(Source data)
============

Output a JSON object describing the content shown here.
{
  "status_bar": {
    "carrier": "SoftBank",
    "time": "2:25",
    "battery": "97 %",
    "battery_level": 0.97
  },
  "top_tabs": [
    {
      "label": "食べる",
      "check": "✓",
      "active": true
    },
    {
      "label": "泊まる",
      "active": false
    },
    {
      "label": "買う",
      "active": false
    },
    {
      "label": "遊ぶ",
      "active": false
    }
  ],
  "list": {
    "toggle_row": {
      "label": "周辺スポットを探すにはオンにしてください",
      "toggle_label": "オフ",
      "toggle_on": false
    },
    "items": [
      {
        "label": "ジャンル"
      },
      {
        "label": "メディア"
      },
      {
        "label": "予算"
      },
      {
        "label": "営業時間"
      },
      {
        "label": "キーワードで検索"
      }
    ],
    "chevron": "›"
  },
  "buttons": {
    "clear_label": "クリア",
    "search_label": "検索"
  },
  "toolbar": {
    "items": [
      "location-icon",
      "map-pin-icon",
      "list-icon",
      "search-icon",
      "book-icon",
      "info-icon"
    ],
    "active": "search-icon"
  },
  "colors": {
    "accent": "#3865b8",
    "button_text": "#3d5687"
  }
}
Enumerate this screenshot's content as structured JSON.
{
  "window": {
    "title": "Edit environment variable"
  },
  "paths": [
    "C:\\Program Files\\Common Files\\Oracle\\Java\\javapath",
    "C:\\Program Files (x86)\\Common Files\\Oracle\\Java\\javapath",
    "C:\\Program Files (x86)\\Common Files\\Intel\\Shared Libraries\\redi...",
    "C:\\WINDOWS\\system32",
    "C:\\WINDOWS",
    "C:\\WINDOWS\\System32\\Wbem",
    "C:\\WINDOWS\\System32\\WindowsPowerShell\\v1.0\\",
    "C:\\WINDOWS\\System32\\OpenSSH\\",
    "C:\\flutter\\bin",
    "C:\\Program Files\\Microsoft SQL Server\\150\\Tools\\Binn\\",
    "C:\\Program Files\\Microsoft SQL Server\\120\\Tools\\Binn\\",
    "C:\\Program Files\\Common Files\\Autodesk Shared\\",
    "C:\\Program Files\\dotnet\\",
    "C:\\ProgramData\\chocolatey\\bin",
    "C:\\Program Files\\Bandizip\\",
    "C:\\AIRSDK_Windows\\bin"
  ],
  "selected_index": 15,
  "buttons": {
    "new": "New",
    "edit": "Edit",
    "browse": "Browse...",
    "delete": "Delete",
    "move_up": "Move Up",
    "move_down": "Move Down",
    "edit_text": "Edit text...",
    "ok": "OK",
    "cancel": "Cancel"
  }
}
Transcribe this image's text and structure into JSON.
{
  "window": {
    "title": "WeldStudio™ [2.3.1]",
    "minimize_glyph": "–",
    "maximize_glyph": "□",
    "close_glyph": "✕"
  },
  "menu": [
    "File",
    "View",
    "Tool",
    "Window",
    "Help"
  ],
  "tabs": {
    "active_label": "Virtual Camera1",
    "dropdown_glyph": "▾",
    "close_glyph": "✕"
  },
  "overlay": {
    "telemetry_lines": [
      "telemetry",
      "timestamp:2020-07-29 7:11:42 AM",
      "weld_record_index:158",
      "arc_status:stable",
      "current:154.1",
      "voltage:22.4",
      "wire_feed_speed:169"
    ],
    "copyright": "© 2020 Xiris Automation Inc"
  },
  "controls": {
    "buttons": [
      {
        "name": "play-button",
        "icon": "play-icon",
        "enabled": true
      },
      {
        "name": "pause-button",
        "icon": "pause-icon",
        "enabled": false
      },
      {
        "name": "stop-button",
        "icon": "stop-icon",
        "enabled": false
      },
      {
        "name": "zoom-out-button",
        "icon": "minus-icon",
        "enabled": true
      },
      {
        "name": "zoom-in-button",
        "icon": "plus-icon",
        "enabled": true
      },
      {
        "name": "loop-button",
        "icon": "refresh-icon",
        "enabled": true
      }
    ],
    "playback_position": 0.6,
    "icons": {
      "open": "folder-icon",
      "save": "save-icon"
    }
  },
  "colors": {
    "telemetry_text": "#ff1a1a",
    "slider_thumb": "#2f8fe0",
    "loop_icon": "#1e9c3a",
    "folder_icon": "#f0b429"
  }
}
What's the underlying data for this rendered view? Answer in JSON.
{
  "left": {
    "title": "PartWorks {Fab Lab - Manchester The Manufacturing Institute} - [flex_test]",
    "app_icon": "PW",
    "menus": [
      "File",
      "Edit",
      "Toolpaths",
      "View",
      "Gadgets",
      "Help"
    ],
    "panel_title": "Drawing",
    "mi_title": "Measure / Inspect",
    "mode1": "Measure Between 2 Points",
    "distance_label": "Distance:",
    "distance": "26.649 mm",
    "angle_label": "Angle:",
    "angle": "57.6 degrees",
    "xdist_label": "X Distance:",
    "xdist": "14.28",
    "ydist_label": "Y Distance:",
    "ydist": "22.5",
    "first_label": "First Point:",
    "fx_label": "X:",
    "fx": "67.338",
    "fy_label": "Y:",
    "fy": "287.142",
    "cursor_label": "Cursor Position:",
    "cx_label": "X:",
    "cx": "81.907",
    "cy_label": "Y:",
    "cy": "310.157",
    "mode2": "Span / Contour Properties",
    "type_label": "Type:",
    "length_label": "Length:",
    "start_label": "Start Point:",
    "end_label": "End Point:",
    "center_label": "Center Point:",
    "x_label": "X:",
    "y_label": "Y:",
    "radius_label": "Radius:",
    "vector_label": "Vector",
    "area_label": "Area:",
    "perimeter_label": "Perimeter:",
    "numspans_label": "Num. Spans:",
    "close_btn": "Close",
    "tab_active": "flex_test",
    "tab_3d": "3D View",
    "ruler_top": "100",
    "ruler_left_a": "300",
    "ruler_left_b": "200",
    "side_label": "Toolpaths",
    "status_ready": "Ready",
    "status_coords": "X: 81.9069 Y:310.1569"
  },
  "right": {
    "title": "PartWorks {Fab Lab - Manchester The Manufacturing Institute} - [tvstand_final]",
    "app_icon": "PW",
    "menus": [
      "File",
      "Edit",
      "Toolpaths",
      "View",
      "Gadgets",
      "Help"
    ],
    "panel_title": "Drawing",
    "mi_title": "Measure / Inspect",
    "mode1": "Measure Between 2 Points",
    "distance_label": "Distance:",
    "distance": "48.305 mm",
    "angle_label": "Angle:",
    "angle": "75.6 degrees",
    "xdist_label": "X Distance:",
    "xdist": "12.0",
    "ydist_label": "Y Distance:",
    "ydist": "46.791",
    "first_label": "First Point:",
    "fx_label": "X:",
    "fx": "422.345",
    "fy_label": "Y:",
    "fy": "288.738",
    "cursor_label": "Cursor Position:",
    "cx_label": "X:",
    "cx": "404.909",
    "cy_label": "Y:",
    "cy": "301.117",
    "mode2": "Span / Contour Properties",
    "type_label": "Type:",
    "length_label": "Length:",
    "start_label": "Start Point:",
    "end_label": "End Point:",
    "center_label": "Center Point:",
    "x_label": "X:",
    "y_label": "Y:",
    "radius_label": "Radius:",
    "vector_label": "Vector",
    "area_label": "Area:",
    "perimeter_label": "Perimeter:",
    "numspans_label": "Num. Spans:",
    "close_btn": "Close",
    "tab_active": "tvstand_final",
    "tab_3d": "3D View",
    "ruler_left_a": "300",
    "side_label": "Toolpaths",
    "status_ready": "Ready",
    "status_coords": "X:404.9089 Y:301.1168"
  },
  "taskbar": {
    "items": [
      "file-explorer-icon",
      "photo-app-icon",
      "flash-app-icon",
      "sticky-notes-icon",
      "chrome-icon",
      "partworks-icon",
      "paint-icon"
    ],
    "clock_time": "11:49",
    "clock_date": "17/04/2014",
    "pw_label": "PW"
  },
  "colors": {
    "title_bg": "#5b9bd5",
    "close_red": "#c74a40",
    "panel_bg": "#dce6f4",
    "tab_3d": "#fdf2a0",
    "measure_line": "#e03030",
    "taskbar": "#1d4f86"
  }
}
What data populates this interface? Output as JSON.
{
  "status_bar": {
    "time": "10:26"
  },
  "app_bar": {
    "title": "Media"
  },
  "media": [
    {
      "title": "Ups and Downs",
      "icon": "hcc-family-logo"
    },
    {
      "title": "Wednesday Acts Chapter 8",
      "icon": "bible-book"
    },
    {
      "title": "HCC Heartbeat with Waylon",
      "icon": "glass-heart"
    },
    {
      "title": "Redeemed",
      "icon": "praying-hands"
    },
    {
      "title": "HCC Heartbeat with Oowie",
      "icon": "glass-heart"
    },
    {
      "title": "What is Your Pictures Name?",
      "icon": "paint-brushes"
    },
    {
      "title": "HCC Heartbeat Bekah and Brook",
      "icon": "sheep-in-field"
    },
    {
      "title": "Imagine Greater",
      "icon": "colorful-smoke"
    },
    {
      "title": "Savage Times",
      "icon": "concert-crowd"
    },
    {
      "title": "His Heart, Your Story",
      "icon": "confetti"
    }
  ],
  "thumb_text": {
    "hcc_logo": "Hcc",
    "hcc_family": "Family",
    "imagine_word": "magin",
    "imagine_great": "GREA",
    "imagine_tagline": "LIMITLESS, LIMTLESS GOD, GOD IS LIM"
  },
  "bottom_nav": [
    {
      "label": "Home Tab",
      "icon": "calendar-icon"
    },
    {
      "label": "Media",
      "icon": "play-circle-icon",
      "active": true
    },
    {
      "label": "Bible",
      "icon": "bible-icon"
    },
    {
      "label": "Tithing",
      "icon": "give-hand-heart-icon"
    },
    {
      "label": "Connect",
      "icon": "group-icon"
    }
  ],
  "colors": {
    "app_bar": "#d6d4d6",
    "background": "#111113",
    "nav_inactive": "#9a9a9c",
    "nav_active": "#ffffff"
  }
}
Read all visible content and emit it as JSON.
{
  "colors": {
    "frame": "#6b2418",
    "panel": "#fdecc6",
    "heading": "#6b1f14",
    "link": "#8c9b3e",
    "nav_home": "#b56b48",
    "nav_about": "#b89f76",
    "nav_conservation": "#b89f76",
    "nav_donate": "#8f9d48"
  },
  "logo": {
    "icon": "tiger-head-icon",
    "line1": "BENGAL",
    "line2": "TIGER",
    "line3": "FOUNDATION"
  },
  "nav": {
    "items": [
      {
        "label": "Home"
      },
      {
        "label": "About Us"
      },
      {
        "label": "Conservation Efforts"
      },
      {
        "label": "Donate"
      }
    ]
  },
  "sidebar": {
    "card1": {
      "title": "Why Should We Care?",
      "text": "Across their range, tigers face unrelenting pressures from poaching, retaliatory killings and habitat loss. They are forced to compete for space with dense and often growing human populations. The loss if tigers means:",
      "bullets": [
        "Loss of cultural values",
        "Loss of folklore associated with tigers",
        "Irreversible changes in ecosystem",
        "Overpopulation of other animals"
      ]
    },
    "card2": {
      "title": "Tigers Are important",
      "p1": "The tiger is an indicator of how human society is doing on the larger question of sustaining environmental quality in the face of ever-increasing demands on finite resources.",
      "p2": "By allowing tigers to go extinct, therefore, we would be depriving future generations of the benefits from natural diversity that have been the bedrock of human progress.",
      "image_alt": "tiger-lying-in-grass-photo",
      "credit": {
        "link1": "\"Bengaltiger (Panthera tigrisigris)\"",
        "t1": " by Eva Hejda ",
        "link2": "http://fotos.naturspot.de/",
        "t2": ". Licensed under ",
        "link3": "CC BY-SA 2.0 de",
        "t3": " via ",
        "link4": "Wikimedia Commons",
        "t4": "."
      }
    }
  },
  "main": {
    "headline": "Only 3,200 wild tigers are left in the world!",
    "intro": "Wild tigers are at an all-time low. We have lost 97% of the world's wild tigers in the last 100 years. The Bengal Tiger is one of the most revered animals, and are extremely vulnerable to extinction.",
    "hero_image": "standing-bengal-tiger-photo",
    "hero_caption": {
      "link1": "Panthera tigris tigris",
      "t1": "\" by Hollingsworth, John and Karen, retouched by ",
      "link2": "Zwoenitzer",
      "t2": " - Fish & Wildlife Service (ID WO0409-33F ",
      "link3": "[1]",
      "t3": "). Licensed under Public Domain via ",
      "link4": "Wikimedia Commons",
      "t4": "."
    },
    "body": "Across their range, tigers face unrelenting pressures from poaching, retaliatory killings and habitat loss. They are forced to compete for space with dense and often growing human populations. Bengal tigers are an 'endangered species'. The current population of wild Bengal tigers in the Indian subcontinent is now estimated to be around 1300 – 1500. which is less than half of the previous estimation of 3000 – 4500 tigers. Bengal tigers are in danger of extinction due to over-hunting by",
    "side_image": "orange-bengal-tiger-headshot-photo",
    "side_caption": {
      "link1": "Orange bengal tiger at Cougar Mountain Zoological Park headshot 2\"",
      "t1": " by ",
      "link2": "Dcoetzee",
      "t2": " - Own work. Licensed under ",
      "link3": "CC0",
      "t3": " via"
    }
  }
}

============

(What you will do) Copy all lines of the listing above that contain the string "pressures".

(The solution)
      "text": "Across their range, tigers face unrelenting pressures from poaching, retaliatory killings and habitat loss. They are forced to compete for space with dense and often growing human populations. The loss if tigers means:",
    "body": "Across their range, tigers face unrelenting pressures from poaching, retaliatory killings and habitat loss. They are forced to compete for space with dense and often growing human populations. Bengal tigers are an 'endangered species'. The current population of wild Bengal tigers in the Indian subcontinent is now estimated to be around 1300 – 1500. which is less than half of the previous estimation of 3000 – 4500 tigers. Bengal tigers are in danger of extinction due to over-hunting by",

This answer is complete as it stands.